Data listing
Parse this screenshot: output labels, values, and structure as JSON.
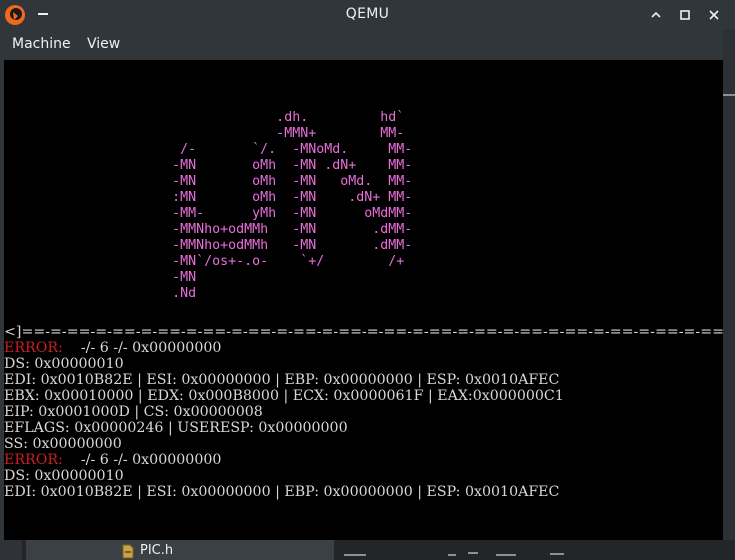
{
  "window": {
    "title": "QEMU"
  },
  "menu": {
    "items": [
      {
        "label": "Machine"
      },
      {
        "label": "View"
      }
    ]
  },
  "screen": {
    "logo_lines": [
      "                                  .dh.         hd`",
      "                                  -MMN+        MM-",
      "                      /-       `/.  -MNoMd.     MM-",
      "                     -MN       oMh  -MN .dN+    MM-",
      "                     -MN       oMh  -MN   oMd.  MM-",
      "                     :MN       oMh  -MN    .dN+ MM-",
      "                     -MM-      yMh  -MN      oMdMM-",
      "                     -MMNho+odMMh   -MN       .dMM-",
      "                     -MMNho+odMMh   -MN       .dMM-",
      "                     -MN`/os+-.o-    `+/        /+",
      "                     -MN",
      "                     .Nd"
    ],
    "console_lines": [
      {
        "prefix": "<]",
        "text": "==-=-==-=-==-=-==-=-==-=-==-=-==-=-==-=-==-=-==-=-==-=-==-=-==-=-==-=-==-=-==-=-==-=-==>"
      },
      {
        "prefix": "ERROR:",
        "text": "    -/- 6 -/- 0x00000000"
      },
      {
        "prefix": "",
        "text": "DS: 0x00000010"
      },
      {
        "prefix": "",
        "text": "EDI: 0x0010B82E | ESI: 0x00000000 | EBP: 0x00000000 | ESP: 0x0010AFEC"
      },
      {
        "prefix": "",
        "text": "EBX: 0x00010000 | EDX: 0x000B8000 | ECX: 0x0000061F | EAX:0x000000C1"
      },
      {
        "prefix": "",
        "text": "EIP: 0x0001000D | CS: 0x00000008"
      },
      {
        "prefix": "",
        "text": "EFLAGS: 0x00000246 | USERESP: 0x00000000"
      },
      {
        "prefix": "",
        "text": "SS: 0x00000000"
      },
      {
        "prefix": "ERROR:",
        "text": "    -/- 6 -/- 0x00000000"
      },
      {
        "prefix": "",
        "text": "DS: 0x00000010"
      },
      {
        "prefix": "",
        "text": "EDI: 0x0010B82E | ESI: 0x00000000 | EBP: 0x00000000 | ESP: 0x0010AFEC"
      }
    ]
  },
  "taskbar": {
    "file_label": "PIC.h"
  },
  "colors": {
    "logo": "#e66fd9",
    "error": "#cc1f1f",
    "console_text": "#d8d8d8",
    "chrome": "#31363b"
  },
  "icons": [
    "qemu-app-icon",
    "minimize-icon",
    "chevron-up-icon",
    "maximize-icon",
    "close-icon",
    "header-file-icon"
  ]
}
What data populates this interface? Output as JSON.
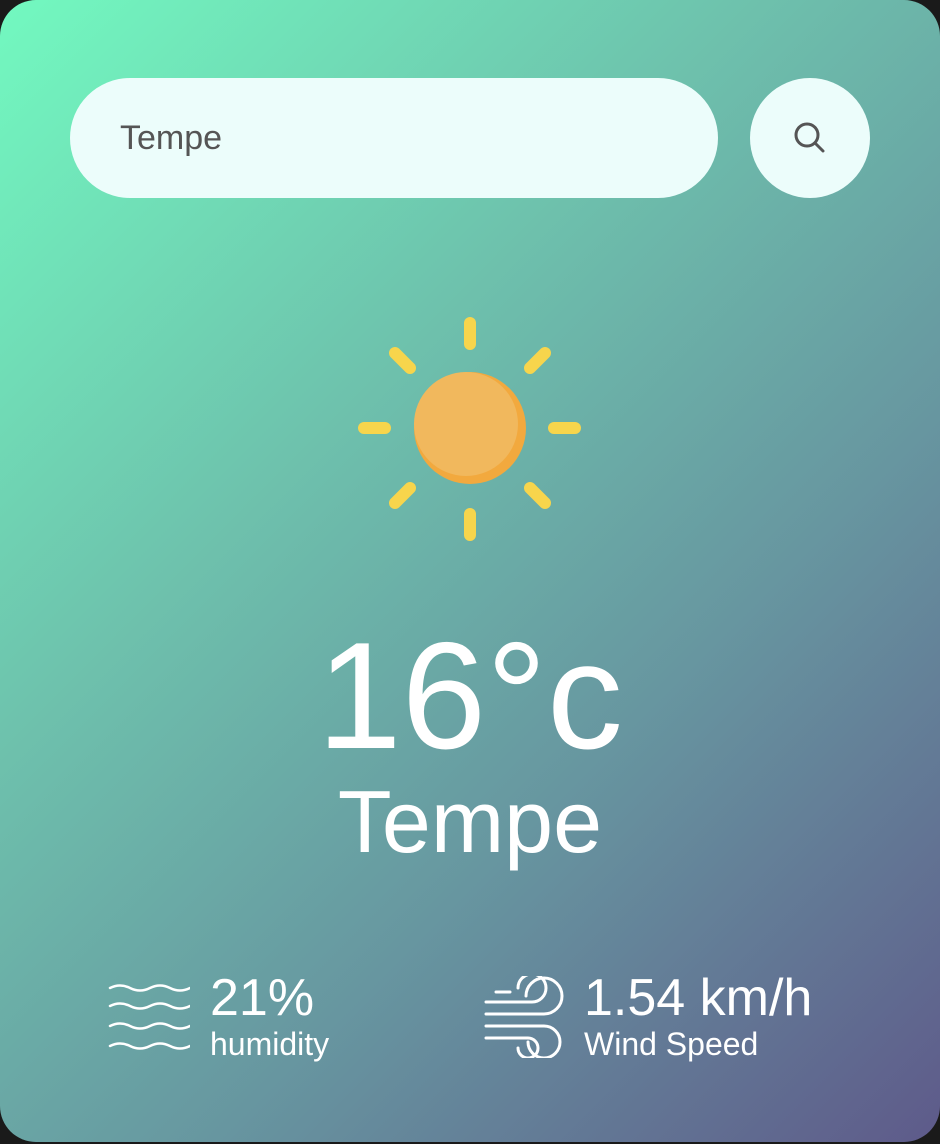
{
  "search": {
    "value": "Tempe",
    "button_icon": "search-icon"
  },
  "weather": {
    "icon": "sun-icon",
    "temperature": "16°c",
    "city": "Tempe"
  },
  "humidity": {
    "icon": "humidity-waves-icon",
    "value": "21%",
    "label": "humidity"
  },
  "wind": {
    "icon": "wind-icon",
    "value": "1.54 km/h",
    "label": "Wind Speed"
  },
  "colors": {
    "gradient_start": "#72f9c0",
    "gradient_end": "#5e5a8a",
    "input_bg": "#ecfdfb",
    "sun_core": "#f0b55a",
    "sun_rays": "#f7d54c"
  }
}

Exercise task:
Your job is to transcribe the entries above exactly; skip the pictures.

Solution to the problem:
Parse this screenshot: output labels, values, and structure as JSON.
{
  "window": {
    "title": "QEMU"
  },
  "menu": {
    "items": [
      {
        "label": "Machine"
      },
      {
        "label": "View"
      }
    ]
  },
  "screen": {
    "logo_lines": [
      "                                  .dh.         hd`",
      "                                  -MMN+        MM-",
      "                      /-       `/.  -MNoMd.     MM-",
      "                     -MN       oMh  -MN .dN+    MM-",
      "                     -MN       oMh  -MN   oMd.  MM-",
      "                     :MN       oMh  -MN    .dN+ MM-",
      "                     -MM-      yMh  -MN      oMdMM-",
      "                     -MMNho+odMMh   -MN       .dMM-",
      "                     -MMNho+odMMh   -MN       .dMM-",
      "                     -MN`/os+-.o-    `+/        /+",
      "                     -MN",
      "                     .Nd"
    ],
    "console_lines": [
      {
        "prefix": "<]",
        "text": "==-=-==-=-==-=-==-=-==-=-==-=-==-=-==-=-==-=-==-=-==-=-==-=-==-=-==-=-==-=-==-=-==-=-==>"
      },
      {
        "prefix": "ERROR:",
        "text": "    -/- 6 -/- 0x00000000"
      },
      {
        "prefix": "",
        "text": "DS: 0x00000010"
      },
      {
        "prefix": "",
        "text": "EDI: 0x0010B82E | ESI: 0x00000000 | EBP: 0x00000000 | ESP: 0x0010AFEC"
      },
      {
        "prefix": "",
        "text": "EBX: 0x00010000 | EDX: 0x000B8000 | ECX: 0x0000061F | EAX:0x000000C1"
      },
      {
        "prefix": "",
        "text": "EIP: 0x0001000D | CS: 0x00000008"
      },
      {
        "prefix": "",
        "text": "EFLAGS: 0x00000246 | USERESP: 0x00000000"
      },
      {
        "prefix": "",
        "text": "SS: 0x00000000"
      },
      {
        "prefix": "ERROR:",
        "text": "    -/- 6 -/- 0x00000000"
      },
      {
        "prefix": "",
        "text": "DS: 0x00000010"
      },
      {
        "prefix": "",
        "text": "EDI: 0x0010B82E | ESI: 0x00000000 | EBP: 0x00000000 | ESP: 0x0010AFEC"
      }
    ]
  },
  "taskbar": {
    "file_label": "PIC.h"
  },
  "colors": {
    "logo": "#e66fd9",
    "error": "#cc1f1f",
    "console_text": "#d8d8d8",
    "chrome": "#31363b"
  },
  "icons": [
    "qemu-app-icon",
    "minimize-icon",
    "chevron-up-icon",
    "maximize-icon",
    "close-icon",
    "header-file-icon"
  ]
}
What data populates this interface? Output as JSON.
{
  "search": {
    "value": "Tempe",
    "button_icon": "search-icon"
  },
  "weather": {
    "icon": "sun-icon",
    "temperature": "16°c",
    "city": "Tempe"
  },
  "humidity": {
    "icon": "humidity-waves-icon",
    "value": "21%",
    "label": "humidity"
  },
  "wind": {
    "icon": "wind-icon",
    "value": "1.54 km/h",
    "label": "Wind Speed"
  },
  "colors": {
    "gradient_start": "#72f9c0",
    "gradient_end": "#5e5a8a",
    "input_bg": "#ecfdfb",
    "sun_core": "#f0b55a",
    "sun_rays": "#f7d54c"
  }
}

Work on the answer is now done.